Copy every line of the data that includes the string "document".

## BEGIN The input

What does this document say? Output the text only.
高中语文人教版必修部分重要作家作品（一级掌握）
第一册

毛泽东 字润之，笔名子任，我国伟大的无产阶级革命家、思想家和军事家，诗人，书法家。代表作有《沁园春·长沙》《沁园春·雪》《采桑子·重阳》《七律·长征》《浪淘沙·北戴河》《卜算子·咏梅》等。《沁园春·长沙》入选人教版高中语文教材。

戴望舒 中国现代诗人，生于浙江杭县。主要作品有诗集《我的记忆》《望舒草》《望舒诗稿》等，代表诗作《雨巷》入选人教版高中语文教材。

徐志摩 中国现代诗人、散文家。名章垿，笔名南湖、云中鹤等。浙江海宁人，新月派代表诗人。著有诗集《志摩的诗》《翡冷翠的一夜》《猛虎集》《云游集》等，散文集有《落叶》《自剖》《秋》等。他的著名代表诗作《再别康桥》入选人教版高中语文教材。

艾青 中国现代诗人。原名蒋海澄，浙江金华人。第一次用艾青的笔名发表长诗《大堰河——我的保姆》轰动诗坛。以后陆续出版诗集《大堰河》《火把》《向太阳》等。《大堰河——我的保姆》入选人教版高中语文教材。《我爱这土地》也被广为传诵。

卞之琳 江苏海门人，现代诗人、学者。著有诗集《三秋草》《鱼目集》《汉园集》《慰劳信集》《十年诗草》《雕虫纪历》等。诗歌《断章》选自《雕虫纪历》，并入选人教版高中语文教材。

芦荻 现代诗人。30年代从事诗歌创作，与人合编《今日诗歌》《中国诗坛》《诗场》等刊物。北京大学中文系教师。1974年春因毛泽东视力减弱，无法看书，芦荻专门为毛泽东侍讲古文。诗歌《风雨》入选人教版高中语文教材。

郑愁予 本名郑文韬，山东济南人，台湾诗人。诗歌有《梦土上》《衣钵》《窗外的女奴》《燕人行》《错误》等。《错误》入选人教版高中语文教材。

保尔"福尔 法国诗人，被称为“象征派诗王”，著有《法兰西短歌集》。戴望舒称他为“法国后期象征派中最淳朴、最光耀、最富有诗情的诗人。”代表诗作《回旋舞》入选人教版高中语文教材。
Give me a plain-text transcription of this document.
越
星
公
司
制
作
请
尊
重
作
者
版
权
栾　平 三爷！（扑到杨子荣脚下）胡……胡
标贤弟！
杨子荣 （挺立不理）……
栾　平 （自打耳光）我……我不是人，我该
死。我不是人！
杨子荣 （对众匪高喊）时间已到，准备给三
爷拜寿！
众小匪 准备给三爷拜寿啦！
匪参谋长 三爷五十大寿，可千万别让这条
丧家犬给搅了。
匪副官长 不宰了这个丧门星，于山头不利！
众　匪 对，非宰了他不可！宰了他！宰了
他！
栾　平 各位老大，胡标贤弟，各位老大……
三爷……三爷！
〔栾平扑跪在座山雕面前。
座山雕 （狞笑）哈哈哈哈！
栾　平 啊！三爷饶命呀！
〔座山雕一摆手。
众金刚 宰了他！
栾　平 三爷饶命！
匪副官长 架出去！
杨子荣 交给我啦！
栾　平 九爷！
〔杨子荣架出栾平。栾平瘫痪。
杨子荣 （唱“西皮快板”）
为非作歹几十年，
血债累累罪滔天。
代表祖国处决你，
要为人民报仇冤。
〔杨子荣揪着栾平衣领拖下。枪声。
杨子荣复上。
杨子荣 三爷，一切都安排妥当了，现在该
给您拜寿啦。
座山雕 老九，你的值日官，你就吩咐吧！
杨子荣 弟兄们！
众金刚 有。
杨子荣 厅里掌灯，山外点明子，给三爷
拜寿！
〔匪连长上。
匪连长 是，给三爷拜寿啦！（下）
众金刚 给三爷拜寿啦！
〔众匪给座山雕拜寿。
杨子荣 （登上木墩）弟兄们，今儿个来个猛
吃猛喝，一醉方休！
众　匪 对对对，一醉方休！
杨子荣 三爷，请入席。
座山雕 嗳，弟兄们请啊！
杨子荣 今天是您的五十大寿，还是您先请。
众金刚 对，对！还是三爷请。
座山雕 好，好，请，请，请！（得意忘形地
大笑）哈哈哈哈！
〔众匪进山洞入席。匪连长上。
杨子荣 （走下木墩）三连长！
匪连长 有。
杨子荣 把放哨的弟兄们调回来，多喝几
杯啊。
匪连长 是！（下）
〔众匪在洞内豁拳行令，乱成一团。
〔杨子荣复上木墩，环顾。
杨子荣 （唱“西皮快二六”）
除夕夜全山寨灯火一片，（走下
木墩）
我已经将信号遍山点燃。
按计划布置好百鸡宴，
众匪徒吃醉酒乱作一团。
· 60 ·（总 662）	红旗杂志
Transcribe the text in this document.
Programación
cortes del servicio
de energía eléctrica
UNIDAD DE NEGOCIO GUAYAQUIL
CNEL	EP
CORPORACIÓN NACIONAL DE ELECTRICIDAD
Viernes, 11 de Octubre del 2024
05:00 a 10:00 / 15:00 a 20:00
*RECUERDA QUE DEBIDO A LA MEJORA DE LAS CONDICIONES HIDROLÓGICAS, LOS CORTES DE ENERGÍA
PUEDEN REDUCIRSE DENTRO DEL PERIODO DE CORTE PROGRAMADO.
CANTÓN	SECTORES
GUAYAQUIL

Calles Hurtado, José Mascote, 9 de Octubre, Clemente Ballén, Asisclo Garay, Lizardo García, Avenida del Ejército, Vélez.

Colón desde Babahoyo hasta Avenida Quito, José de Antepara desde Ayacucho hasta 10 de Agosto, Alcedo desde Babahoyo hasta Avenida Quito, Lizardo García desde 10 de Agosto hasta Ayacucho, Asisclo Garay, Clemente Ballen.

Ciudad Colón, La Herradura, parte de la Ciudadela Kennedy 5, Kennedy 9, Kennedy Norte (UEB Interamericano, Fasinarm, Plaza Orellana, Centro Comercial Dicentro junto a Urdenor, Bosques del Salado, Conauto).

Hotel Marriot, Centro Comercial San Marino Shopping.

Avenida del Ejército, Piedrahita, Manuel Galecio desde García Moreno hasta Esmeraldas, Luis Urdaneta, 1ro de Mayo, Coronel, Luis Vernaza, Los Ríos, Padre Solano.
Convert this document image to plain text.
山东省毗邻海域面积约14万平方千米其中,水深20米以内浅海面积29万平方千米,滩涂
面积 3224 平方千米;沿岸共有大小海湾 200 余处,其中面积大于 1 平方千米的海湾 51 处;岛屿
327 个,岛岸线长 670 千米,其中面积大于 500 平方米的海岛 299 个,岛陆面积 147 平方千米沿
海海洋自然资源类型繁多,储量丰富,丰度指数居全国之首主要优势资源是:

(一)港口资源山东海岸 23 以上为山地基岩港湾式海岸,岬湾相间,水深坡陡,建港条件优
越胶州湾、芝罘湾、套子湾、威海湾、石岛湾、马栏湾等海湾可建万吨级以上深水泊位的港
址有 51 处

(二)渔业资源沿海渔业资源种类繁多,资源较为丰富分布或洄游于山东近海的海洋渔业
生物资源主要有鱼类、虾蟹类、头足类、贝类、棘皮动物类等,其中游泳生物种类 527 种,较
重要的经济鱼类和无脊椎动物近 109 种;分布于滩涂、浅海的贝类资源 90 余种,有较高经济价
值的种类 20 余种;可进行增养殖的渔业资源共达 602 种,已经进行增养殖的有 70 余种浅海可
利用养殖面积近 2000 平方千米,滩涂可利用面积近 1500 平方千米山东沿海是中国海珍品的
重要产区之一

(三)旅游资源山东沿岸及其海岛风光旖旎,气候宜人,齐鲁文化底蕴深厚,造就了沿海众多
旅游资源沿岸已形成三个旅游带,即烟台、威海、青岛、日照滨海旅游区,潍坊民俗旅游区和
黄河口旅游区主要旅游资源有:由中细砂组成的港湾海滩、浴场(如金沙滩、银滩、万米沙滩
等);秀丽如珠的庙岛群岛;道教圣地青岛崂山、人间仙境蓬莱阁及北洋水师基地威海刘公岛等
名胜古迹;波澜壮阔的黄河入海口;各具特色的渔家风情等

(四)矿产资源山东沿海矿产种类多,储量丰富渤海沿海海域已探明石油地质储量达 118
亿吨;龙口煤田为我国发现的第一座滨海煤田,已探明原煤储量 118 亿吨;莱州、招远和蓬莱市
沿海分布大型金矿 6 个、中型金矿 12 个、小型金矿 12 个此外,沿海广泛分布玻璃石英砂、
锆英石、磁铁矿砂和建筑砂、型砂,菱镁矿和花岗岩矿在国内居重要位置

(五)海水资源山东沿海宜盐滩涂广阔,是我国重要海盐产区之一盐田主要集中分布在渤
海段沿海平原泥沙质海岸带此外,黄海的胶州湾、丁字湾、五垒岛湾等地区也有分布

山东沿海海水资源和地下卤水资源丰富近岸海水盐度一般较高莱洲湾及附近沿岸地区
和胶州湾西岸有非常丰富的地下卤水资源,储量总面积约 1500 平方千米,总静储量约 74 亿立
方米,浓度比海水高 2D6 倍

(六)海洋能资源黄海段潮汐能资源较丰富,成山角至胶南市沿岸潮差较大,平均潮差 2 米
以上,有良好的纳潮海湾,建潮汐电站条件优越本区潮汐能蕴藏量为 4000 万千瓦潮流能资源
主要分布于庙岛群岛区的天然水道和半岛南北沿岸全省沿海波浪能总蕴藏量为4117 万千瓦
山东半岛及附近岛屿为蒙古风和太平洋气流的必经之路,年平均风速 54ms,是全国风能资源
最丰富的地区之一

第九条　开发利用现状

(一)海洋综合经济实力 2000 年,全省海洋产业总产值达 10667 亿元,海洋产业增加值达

## END The input

▸ **Answer to this problem**
What does this document say? Output the text only.
Give me a plain-text transcription of this document.
Transcribe the text in this document.
Convert this document image to plain text.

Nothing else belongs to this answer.